(Collected data entries)
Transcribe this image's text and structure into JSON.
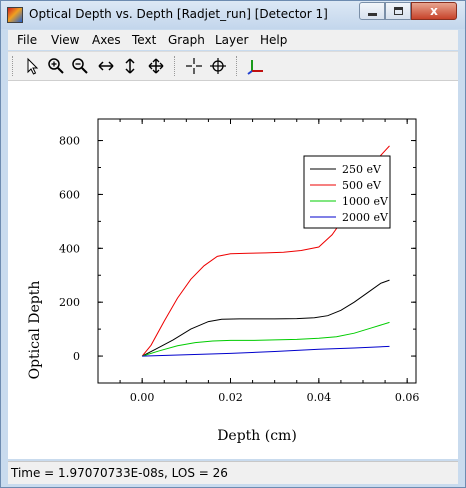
{
  "window": {
    "title": "Optical Depth vs. Depth [Radjet_run] [Detector 1]",
    "close_glyph": "x",
    "icons": {
      "app": "app-icon",
      "minimize": "minimize-icon",
      "maximize": "maximize-icon",
      "close": "close-icon"
    }
  },
  "menu": [
    "File",
    "View",
    "Axes",
    "Text",
    "Graph",
    "Layer",
    "Help"
  ],
  "toolbar": [
    {
      "icon": "pointer-icon"
    },
    {
      "icon": "zoom-in-icon"
    },
    {
      "icon": "zoom-out-icon"
    },
    {
      "icon": "pan-horizontal-icon"
    },
    {
      "icon": "pan-vertical-icon"
    },
    {
      "icon": "pan-all-icon"
    },
    {
      "icon": "crosshair-icon"
    },
    {
      "icon": "target-icon"
    },
    {
      "icon": "axes-icon"
    }
  ],
  "status": {
    "text": "Time = 1.97070733E-08s, LOS = 26"
  },
  "chart_data": {
    "type": "line",
    "xlabel": "Depth (cm)",
    "ylabel": "Optical Depth",
    "xlim": [
      -0.01,
      0.062
    ],
    "ylim": [
      -100,
      880
    ],
    "xticks": [
      "0.00",
      "0.02",
      "0.04",
      "0.06"
    ],
    "yticks": [
      "0",
      "200",
      "400",
      "600",
      "800"
    ],
    "legend_position": "top-right",
    "series": [
      {
        "name": "250 eV",
        "color": "#000000",
        "x": [
          0.0,
          0.003,
          0.007,
          0.011,
          0.015,
          0.018,
          0.022,
          0.026,
          0.03,
          0.035,
          0.039,
          0.042,
          0.045,
          0.048,
          0.051,
          0.054,
          0.056
        ],
        "y": [
          0,
          25,
          60,
          100,
          128,
          137,
          138,
          138,
          138,
          139,
          142,
          150,
          170,
          200,
          235,
          270,
          282
        ]
      },
      {
        "name": "500 eV",
        "color": "#ee0000",
        "x": [
          0.0,
          0.002,
          0.005,
          0.008,
          0.011,
          0.014,
          0.017,
          0.02,
          0.024,
          0.028,
          0.032,
          0.036,
          0.04,
          0.043,
          0.046,
          0.049,
          0.052,
          0.054,
          0.056
        ],
        "y": [
          0,
          40,
          130,
          215,
          285,
          335,
          370,
          380,
          382,
          383,
          385,
          392,
          405,
          450,
          520,
          600,
          680,
          745,
          780
        ]
      },
      {
        "name": "1000 eV",
        "color": "#00cc00",
        "x": [
          0.0,
          0.004,
          0.008,
          0.012,
          0.016,
          0.02,
          0.025,
          0.03,
          0.035,
          0.04,
          0.044,
          0.048,
          0.052,
          0.056
        ],
        "y": [
          0,
          20,
          38,
          50,
          56,
          58,
          58,
          60,
          62,
          66,
          72,
          85,
          105,
          125
        ]
      },
      {
        "name": "2000 eV",
        "color": "#0000cc",
        "x": [
          0.0,
          0.01,
          0.02,
          0.03,
          0.04,
          0.048,
          0.056
        ],
        "y": [
          0,
          5,
          10,
          17,
          25,
          30,
          36
        ]
      }
    ]
  }
}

* Goal:
Locate all lines that include the word "Optical" and copy them out.

* Completed exercise:
    "title": "Optical Depth vs. Depth [Radjet_run] [Detector 1]",
    "ylabel": "Optical Depth",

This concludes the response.